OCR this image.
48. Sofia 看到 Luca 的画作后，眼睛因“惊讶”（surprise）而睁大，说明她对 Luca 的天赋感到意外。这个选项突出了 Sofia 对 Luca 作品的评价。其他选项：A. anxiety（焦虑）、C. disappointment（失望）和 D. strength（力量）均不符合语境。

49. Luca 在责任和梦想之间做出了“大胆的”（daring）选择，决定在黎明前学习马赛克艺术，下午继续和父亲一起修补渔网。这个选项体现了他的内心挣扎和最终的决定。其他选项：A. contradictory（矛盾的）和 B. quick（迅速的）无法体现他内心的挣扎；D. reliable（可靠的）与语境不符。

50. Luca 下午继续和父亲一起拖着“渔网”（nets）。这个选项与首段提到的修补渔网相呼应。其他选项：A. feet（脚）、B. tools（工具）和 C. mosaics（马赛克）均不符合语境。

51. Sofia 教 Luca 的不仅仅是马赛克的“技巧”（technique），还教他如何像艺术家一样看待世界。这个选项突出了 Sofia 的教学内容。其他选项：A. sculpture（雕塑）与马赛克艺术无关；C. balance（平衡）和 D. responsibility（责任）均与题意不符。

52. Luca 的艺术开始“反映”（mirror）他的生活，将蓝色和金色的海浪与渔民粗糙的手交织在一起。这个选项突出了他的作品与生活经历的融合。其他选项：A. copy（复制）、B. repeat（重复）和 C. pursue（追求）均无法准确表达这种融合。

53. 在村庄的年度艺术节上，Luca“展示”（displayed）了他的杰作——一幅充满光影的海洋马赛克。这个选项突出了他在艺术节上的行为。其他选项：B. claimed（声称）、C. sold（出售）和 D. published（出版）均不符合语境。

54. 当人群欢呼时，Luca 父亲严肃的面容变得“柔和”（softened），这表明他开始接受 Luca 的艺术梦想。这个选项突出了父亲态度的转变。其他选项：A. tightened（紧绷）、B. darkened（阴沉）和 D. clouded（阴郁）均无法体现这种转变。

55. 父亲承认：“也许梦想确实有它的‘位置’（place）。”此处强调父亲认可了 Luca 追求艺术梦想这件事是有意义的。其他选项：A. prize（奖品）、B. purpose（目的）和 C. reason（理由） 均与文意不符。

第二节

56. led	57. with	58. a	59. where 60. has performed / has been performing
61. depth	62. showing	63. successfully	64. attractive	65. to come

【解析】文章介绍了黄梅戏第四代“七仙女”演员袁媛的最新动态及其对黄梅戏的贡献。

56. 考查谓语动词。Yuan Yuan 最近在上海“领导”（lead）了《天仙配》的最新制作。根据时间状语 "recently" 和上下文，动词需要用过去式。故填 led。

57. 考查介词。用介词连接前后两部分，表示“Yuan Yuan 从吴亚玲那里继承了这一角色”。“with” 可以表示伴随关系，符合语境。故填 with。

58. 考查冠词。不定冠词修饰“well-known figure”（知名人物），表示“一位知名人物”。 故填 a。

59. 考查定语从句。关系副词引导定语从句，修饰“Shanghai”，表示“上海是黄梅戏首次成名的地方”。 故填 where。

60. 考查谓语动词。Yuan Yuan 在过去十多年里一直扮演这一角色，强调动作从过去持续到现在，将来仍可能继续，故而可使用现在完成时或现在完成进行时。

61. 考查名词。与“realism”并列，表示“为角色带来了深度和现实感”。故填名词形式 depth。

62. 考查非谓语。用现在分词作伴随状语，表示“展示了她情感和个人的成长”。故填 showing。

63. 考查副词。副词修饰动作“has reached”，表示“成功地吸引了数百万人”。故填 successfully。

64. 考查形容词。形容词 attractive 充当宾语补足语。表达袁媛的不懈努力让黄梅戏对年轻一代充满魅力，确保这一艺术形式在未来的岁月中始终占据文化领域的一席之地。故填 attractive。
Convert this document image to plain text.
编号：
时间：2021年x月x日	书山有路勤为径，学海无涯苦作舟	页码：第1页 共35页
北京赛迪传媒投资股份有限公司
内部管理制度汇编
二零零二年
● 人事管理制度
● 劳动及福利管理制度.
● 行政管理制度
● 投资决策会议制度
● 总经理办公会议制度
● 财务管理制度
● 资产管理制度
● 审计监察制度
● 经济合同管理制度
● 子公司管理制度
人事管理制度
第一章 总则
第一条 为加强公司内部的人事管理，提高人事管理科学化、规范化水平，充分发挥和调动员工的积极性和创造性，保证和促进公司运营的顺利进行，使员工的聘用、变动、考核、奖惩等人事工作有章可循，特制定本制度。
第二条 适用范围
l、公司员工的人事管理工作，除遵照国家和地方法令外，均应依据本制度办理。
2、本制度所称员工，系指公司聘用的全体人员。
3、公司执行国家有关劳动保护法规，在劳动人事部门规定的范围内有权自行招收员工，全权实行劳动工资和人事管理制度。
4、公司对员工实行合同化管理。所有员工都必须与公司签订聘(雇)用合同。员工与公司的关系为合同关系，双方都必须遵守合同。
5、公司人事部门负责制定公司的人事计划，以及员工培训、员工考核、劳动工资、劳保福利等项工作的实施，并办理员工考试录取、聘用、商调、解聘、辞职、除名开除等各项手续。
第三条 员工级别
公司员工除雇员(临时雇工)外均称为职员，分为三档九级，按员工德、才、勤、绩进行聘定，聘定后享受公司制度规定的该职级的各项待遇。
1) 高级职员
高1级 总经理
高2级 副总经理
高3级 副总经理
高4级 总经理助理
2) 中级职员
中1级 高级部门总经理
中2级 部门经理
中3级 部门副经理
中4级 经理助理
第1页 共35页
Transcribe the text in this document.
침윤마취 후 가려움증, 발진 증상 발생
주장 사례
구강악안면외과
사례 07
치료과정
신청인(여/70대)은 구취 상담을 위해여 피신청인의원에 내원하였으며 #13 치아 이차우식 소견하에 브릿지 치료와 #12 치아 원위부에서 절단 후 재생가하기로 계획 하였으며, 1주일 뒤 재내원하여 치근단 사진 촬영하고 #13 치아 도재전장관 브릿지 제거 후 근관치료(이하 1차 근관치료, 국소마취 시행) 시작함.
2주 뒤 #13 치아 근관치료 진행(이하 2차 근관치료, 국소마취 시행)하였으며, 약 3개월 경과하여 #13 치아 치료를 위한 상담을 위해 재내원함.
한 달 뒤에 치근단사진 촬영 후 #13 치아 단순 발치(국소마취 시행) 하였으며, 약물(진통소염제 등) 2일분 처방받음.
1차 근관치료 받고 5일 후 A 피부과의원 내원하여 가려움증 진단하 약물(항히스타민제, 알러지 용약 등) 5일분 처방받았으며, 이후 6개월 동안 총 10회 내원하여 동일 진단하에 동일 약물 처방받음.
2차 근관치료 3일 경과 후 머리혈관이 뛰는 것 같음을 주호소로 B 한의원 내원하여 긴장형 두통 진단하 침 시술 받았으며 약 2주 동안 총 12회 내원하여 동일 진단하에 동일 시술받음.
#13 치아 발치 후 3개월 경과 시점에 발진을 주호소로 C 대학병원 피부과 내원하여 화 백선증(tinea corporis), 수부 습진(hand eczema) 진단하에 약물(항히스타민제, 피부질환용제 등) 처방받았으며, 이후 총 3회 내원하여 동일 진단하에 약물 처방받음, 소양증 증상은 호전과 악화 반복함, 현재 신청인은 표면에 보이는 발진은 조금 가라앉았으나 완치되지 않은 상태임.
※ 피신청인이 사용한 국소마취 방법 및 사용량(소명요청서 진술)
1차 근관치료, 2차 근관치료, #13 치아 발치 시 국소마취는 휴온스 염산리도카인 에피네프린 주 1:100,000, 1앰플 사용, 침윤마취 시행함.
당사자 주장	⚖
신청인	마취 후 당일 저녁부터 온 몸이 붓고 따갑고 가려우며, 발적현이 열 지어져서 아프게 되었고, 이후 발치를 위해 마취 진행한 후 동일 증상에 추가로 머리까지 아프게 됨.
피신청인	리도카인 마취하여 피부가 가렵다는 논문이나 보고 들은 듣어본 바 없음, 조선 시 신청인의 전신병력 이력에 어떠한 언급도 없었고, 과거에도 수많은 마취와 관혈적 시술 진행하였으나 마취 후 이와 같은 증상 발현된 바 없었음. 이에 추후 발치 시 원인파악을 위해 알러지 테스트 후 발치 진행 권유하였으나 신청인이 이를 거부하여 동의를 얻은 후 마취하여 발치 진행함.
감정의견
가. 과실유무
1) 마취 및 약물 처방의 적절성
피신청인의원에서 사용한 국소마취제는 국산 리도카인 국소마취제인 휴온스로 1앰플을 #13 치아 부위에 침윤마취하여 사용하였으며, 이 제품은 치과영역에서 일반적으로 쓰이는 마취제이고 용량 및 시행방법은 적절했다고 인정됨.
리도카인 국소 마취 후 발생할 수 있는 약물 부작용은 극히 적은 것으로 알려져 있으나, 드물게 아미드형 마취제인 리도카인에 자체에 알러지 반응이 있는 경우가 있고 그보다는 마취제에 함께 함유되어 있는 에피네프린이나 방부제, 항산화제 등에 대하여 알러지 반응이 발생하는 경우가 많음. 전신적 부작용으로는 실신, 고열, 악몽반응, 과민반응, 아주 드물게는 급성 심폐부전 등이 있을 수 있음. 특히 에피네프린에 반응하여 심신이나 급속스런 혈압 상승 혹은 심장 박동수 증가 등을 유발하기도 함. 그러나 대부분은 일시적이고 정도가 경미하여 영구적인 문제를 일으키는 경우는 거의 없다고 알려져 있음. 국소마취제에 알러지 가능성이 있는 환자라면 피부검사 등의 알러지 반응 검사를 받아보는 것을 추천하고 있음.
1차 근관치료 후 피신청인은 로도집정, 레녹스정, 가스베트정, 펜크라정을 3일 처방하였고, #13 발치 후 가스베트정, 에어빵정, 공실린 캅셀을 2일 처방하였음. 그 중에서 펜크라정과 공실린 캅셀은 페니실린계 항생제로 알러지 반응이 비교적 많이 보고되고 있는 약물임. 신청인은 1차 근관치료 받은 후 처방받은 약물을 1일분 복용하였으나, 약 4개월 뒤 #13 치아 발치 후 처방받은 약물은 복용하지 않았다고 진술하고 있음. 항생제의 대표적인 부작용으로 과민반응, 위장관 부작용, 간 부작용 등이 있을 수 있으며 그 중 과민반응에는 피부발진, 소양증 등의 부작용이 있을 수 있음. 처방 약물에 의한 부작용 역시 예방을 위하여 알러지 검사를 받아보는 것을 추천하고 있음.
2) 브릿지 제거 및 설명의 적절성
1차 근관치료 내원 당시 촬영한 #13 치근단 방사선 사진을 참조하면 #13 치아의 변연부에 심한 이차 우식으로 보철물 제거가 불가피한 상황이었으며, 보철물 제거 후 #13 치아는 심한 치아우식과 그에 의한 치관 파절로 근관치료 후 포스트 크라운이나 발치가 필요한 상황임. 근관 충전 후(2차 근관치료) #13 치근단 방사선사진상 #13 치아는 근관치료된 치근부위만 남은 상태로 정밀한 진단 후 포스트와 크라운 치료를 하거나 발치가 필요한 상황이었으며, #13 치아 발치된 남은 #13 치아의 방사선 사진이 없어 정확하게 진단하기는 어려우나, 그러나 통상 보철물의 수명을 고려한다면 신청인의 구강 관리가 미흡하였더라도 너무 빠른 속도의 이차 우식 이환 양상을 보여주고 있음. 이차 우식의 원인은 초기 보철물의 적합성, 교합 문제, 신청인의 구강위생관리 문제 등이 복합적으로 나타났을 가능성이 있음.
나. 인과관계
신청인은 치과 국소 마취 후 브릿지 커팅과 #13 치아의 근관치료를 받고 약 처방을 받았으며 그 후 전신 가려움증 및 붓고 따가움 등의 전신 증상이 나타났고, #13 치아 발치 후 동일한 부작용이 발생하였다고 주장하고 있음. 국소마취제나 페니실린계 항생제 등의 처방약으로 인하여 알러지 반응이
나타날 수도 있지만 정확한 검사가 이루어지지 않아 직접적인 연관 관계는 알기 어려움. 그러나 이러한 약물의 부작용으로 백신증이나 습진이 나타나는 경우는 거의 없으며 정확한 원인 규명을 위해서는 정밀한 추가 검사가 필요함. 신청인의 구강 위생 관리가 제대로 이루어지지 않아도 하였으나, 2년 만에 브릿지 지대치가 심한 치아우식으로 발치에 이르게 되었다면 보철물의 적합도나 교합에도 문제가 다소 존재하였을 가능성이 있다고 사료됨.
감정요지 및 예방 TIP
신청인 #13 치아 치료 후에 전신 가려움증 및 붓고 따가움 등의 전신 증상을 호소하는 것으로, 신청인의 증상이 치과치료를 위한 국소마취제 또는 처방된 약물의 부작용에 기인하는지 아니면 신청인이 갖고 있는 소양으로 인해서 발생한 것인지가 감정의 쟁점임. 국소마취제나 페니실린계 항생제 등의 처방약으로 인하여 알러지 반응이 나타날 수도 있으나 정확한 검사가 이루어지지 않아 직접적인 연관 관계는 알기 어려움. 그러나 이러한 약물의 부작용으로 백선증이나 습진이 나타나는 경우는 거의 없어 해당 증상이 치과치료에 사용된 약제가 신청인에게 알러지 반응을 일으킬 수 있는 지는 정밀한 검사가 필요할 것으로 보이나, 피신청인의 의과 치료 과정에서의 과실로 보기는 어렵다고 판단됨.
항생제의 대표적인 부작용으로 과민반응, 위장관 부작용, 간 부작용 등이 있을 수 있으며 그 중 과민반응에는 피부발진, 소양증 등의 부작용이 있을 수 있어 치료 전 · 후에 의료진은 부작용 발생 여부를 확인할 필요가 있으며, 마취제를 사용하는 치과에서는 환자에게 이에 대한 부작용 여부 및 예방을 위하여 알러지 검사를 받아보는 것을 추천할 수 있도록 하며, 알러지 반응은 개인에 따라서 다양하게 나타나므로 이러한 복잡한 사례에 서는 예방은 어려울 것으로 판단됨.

*****

• _PROBLEM STATEMENT_
Extract every line of the records above that contains the word "text".

• _SOLUTION TO THIS TASK_
Convert this document image to plain text.
Transcribe the text in this document.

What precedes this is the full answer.